++++ DATA TO USE

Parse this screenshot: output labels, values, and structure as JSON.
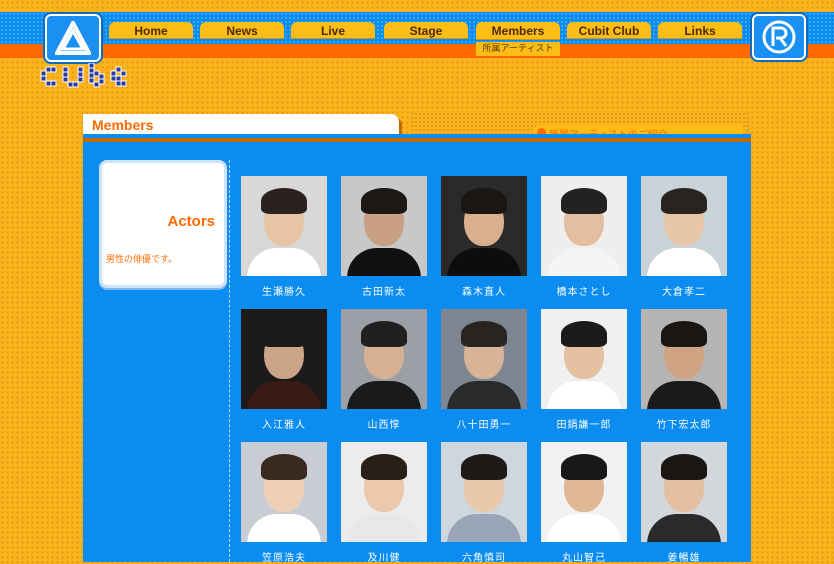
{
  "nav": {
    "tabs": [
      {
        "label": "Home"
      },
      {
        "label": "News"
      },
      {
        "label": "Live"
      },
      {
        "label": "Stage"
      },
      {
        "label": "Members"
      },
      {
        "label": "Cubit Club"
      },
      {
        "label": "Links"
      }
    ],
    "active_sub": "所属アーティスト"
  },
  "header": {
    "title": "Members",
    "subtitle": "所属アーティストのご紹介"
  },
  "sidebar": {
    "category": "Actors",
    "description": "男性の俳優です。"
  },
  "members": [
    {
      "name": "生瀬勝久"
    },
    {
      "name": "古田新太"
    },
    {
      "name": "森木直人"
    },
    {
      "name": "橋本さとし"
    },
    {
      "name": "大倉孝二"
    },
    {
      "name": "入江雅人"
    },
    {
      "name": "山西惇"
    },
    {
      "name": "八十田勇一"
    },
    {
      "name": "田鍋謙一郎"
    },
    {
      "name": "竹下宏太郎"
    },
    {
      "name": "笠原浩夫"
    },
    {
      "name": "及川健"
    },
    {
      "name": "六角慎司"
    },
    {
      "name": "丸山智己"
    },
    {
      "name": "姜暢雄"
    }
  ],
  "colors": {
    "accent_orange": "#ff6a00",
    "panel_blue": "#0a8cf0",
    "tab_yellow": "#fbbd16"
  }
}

++++++++
++++ DATA TO USE

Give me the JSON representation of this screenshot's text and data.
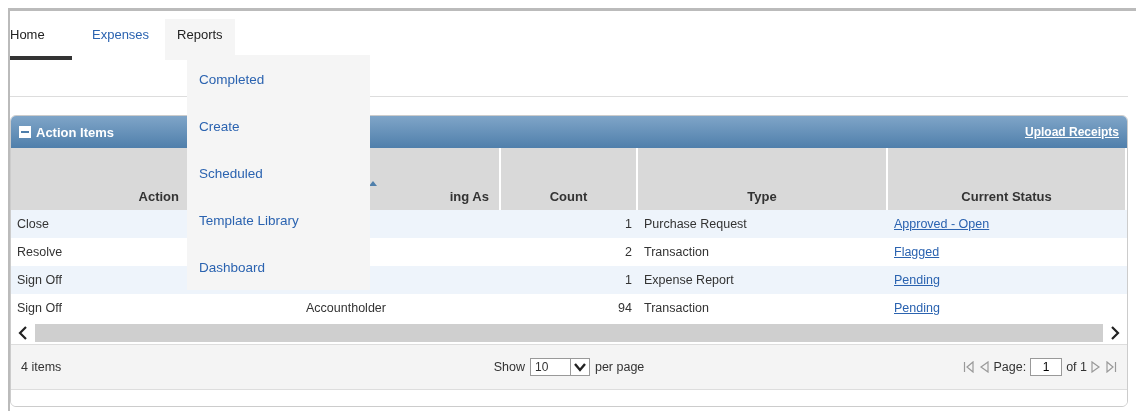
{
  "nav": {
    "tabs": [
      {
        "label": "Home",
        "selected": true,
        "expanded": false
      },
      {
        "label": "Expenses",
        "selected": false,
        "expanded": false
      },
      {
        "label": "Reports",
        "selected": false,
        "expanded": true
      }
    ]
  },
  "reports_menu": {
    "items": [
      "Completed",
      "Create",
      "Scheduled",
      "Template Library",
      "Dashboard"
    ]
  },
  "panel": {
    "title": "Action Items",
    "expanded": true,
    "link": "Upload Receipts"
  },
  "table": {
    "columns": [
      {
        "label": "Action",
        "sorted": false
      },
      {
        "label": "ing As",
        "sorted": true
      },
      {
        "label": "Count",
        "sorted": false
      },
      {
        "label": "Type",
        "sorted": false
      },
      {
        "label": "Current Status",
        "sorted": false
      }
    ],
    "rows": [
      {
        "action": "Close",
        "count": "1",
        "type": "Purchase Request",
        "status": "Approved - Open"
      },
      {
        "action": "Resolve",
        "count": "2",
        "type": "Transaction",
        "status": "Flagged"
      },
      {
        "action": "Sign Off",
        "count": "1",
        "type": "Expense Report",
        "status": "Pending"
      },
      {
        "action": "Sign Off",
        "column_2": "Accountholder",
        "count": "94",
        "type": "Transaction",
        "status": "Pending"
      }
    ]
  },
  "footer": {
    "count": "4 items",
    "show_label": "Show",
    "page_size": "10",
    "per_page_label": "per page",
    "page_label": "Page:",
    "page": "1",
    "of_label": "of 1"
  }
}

++++++++

» GIVEN PROBLEM
Pick out all the lines with the word "screenshot" in them and copy them.

» TASK RESPONSE
Parse this screenshot: output labels, values, and structure as JSON.
Give me the JSON representation of this screenshot's text and data.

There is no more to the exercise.